**STATED EXERCISE**
From the material below, list every line containing "Gamer".

** start DATA ENTRIES **

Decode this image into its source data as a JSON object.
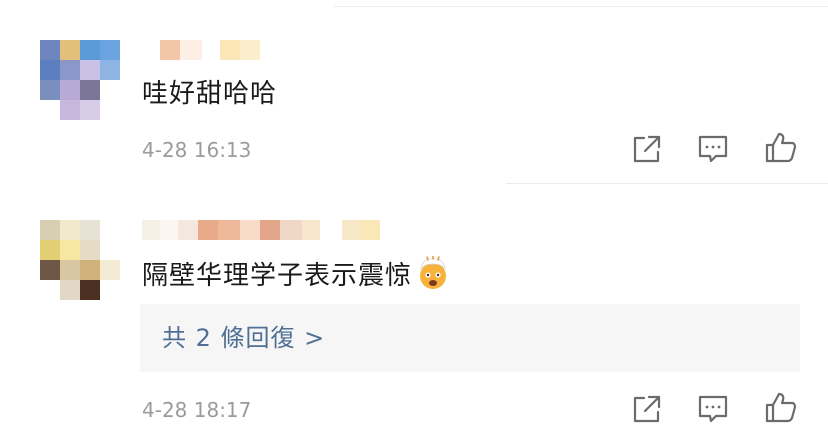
{
  "comments": [
    {
      "text": "哇好甜哈哈",
      "time": "4-28 16:13"
    },
    {
      "text": "隔壁华理学子表示震惊",
      "emoji": "exploding-head-emoji",
      "time": "4-28 18:17",
      "replies_label": "共 2 條回復 >"
    }
  ],
  "icons": {
    "share": "share-icon",
    "comment": "comment-icon",
    "like": "thumbs-up-icon"
  },
  "colors": {
    "text": "#1a1a1a",
    "timestamp": "#9b9b9b",
    "link": "#4f6f94",
    "reply_box": "#f6f6f6",
    "icon": "#6b6b6b"
  }
}
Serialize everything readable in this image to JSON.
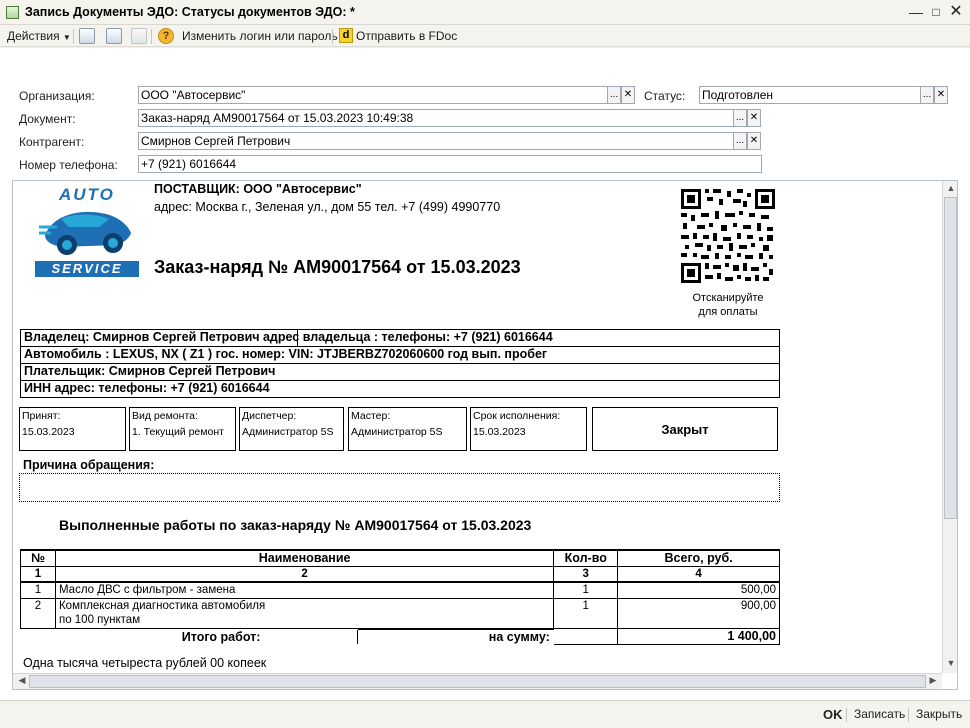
{
  "window": {
    "title": "Запись Документы ЭДО: Статусы документов ЭДО: *"
  },
  "toolbar": {
    "actions_label": "Действия",
    "change_login_label": "Изменить логин или пароль",
    "send_fdoc_label": "Отправить в FDoc"
  },
  "form": {
    "org_label": "Организация:",
    "org_value": "ООО \"Автосервис\"",
    "status_label": "Статус:",
    "status_value": "Подготовлен",
    "doc_label": "Документ:",
    "doc_value": "Заказ-наряд АМ90017564 от 15.03.2023 10:49:38",
    "counterparty_label": "Контрагент:",
    "counterparty_value": "Смирнов Сергей Петрович",
    "phone_label": "Номер телефона:",
    "phone_value": "+7 (921) 6016644"
  },
  "doc": {
    "logo_top": "AUTO",
    "logo_bottom": "SERVICE",
    "supplier": "ПОСТАВЩИК:  ООО \"Автосервис\"",
    "address": "адрес: Москва г., Зеленая ул., дом 55 тел. +7 (499) 4990770",
    "title": "Заказ-наряд № АМ90017564 от 15.03.2023",
    "qr_caption_1": "Отсканируйте",
    "qr_caption_2": "для оплаты",
    "owner_row": "Владелец: Смирнов Сергей Петрович      адрес владельца :    телефоны: +7 (921) 6016644",
    "car_row": "Автомобиль : LEXUS, NX ( Z1 )    гос. номер:     VIN: JTJBERBZ702060600 год вып.  пробег",
    "payer_row": "Плательщик:  Смирнов Сергей Петрович",
    "inn_row": "ИНН     адрес:    телефоны: +7 (921) 6016644",
    "accepted_label": "Принят:",
    "accepted_value": "15.03.2023",
    "repair_label": "Вид ремонта:",
    "repair_value": "1. Текущий ремонт",
    "dispatcher_label": "Диспетчер:",
    "dispatcher_value": "Администратор 5S",
    "master_label": "Мастер:",
    "master_value": "Администратор 5S",
    "deadline_label": "Срок исполнения:",
    "deadline_value": "15.03.2023",
    "state_value": "Закрыт",
    "reason_label": "Причина обращения:",
    "works_title": "Выполненные работы по заказ-наряду №  АМ90017564 от 15.03.2023",
    "table": {
      "headers": [
        "№",
        "Наименование",
        "Кол-во",
        "Всего, руб."
      ],
      "col_numbers": [
        "1",
        "2",
        "3",
        "4"
      ],
      "rows": [
        {
          "n": "1",
          "name": "Масло ДВС с фильтром - замена",
          "qty": "1",
          "total": "500,00"
        },
        {
          "n": "2",
          "name": "Комплексная диагностика автомобиля",
          "name2": "по 100 пунктам",
          "qty": "1",
          "total": "900,00"
        }
      ],
      "total_label": "Итого работ:",
      "sum_label": "на сумму:",
      "sum_value": "1 400,00"
    },
    "amount_words": "Одна тысяча четыреста рублей 00 копеек"
  },
  "footer": {
    "ok_label": "OK",
    "save_label": "Записать",
    "close_label": "Закрыть"
  },
  "colors": {
    "logo_blue": "#1f6fb5",
    "logo_cyan": "#27a7d8"
  },
  "icons": [
    "table-icon",
    "minimize-icon",
    "maximize-icon",
    "close-icon",
    "help-icon",
    "fdoc-icon",
    "dropdown-arrow-icon",
    "select-ellipsis-icon",
    "clear-x-icon",
    "qr-code-icon"
  ]
}
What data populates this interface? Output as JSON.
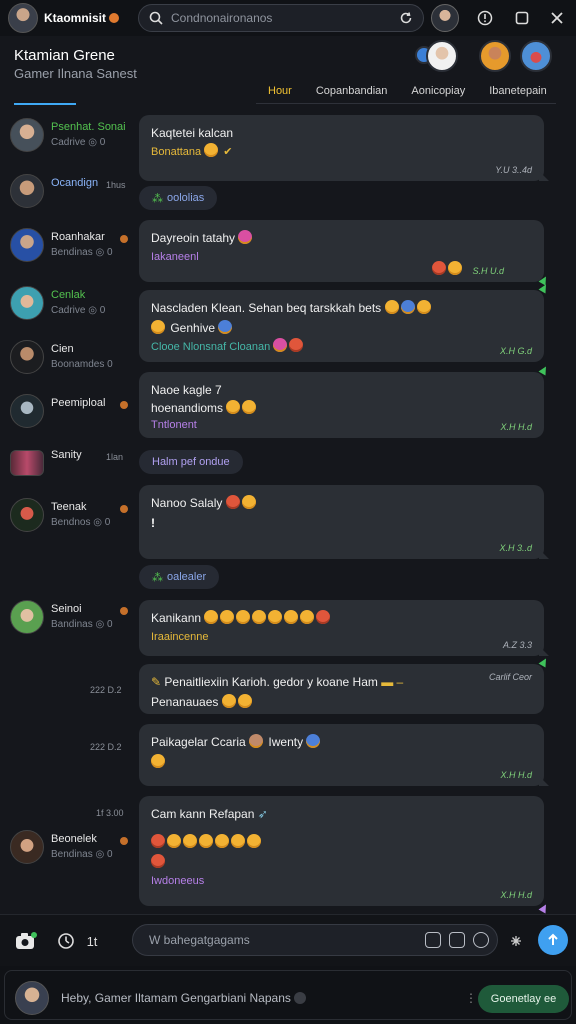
{
  "topbar": {
    "app_title": "Ktaomnisit",
    "search_placeholder": "Condnonaironanos"
  },
  "header": {
    "title": "Ktamian Grene",
    "subtitle": "Gamer Ilnana Sanest",
    "tabs": [
      {
        "label": "Hour",
        "active": true
      },
      {
        "label": "Copanbandian",
        "active": false
      },
      {
        "label": "Aonicopiay",
        "active": false
      },
      {
        "label": "Ibanetepain",
        "active": false
      }
    ]
  },
  "participants": [
    {
      "name": "Psenhat. Sonai",
      "status": "Cadrive ◎ 0"
    },
    {
      "name": "Ocandign",
      "time": "1hus"
    },
    {
      "name": "Roanhakar",
      "status": "Bendinas ◎ 0"
    },
    {
      "name": "Cenlak",
      "status": "Cadrive ◎ 0"
    },
    {
      "name": "Cien",
      "status": "Boonamdes 0"
    },
    {
      "name": "Peemiploal"
    },
    {
      "name": "Sanity",
      "time": "1lan"
    },
    {
      "name": "Teenak",
      "status": "Bendnos ◎ 0"
    },
    {
      "name": "Seinoi",
      "status": "Bandinas ◎ 0"
    },
    {
      "name": "Beonelek",
      "status": "Bendinas ◎ 0"
    }
  ],
  "row_times": [
    "222 D.2",
    "222 D.2",
    "1f 3.00"
  ],
  "messages": [
    {
      "line1": "Kaqtetei kalcan",
      "line2": "Bonattana",
      "time": "Y.U 3..4d"
    },
    {
      "pill": "oololias"
    },
    {
      "line1": "Dayreoin tatahy",
      "line2": "Iakaneenl",
      "time": "S.H U.d"
    },
    {
      "line1": "Nascladen Klean. Sehan beq tarskkah bets",
      "line2": "Genhive",
      "line3": "Clooe  Nlonsnaf Cloanan",
      "time": "X.H G.d"
    },
    {
      "line1": "Naoe kagle 7",
      "line2": "hoenandioms",
      "line3": "Tntlonent",
      "time": "X.H H.d"
    },
    {
      "pill": "Halm pef ondue"
    },
    {
      "line1": "Nanoo Salaly",
      "line2": "!",
      "time": "X.H 3..d"
    },
    {
      "pill": "oalealer"
    },
    {
      "line1": "Kanikann",
      "line2": "Iraaincenne",
      "time": "A.Z 3.3"
    },
    {
      "line1": "Penaitliexiin Karioh. gedor y koane Ham",
      "line2": "Penanauaes",
      "time_top": "Carlif Ceor"
    },
    {
      "line1": "Paikagelar Ccaria",
      "line1b": "Iwenty",
      "time": "X.H H.d"
    },
    {
      "line1": "Cam kann Refapan",
      "line3": "Iwdoneeus",
      "time": "X.H H.d"
    }
  ],
  "composer": {
    "placeholder": "W bahegatgagams",
    "counter": "1t"
  },
  "footer": {
    "text": "Heby, Gamer Iltamam Gengarbiani Napans",
    "button_label": "Goenetlay ee"
  },
  "colors": {
    "accent": "#3fa0f0",
    "bubble": "#2b2f35",
    "timestamp_green": "#53c24f",
    "active_tab": "#f1c232"
  }
}
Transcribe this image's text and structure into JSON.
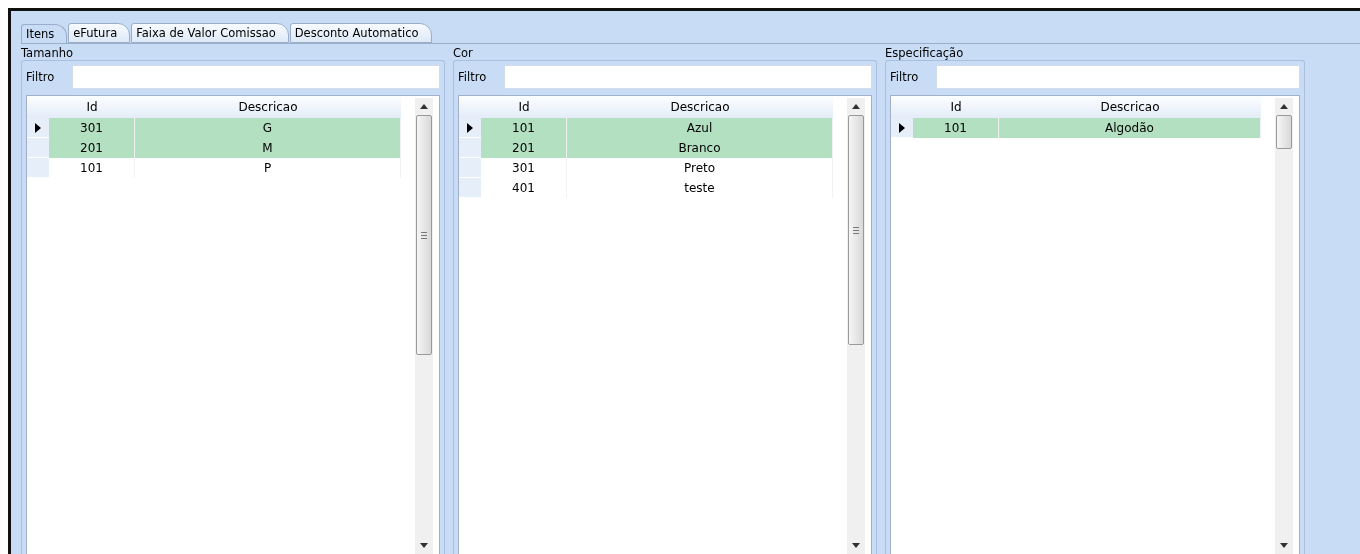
{
  "tabs": [
    {
      "label": "Itens",
      "selected": true
    },
    {
      "label": "eFutura",
      "selected": false
    },
    {
      "label": "Faixa de Valor Comissao",
      "selected": false
    },
    {
      "label": "Desconto Automatico",
      "selected": false
    }
  ],
  "panels": [
    {
      "title": "Tamanho",
      "filter_label": "Filtro",
      "columns": [
        "Id",
        "Descricao"
      ],
      "rows": [
        {
          "id": "301",
          "descricao": "G",
          "selected": true,
          "current": true
        },
        {
          "id": "201",
          "descricao": "M",
          "selected": true,
          "current": false
        },
        {
          "id": "101",
          "descricao": "P",
          "selected": false,
          "current": false
        }
      ]
    },
    {
      "title": "Cor",
      "filter_label": "Filtro",
      "columns": [
        "Id",
        "Descricao"
      ],
      "rows": [
        {
          "id": "101",
          "descricao": "Azul",
          "selected": true,
          "current": true
        },
        {
          "id": "201",
          "descricao": "Branco",
          "selected": true,
          "current": false
        },
        {
          "id": "301",
          "descricao": "Preto",
          "selected": false,
          "current": false
        },
        {
          "id": "401",
          "descricao": "teste",
          "selected": false,
          "current": false
        }
      ]
    },
    {
      "title": "Especificação",
      "filter_label": "Filtro",
      "columns": [
        "Id",
        "Descricao"
      ],
      "rows": [
        {
          "id": "101",
          "descricao": "Algodão",
          "selected": true,
          "current": true
        }
      ]
    }
  ]
}
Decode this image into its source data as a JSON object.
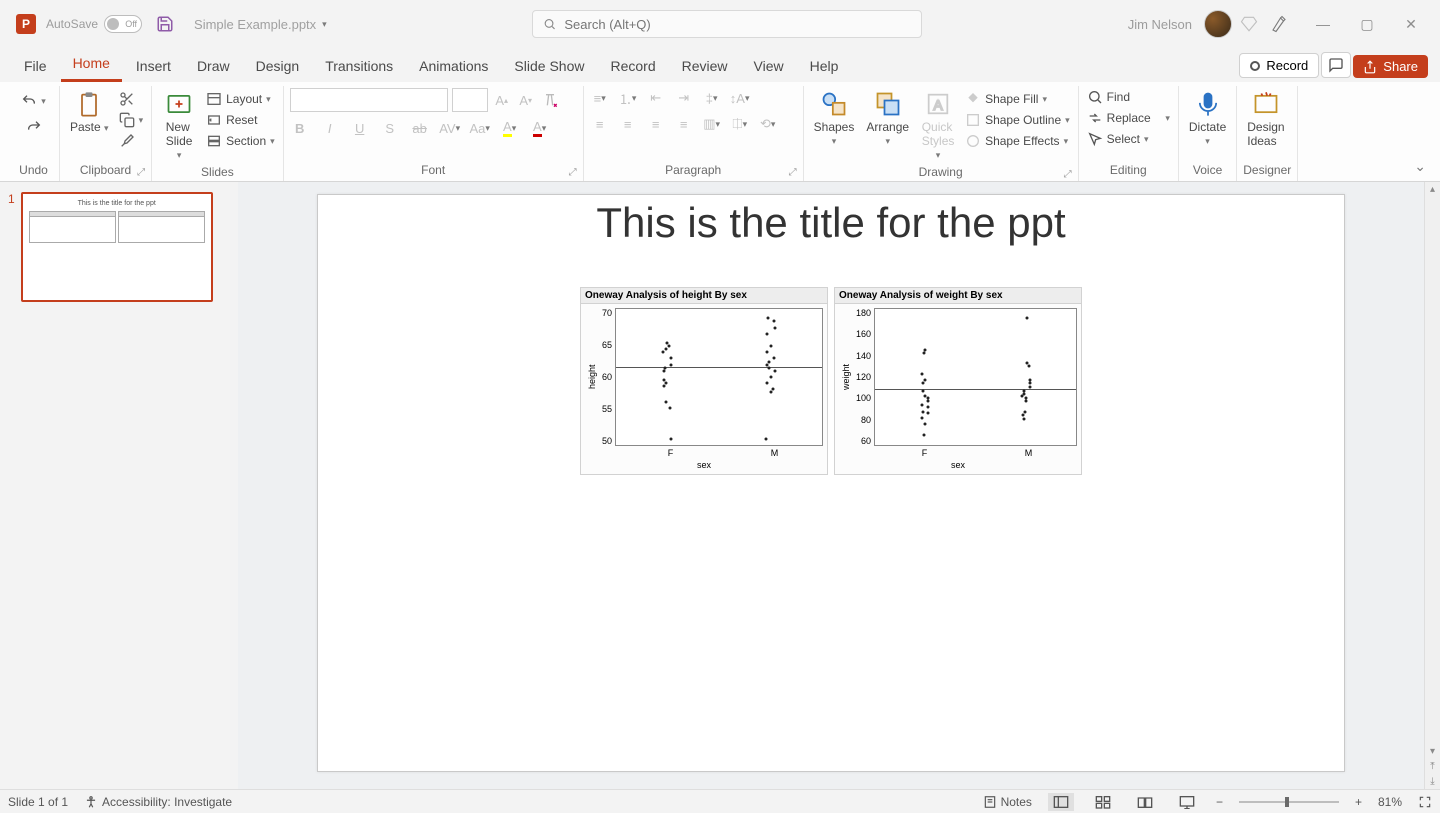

** end DATA ENTRIES **

**RESULT OF THE TASK**
    "subtitle": "Gamer Ilnana Sanest",
    "text": "Heby, Gamer Iltamam Gengarbiani Napans",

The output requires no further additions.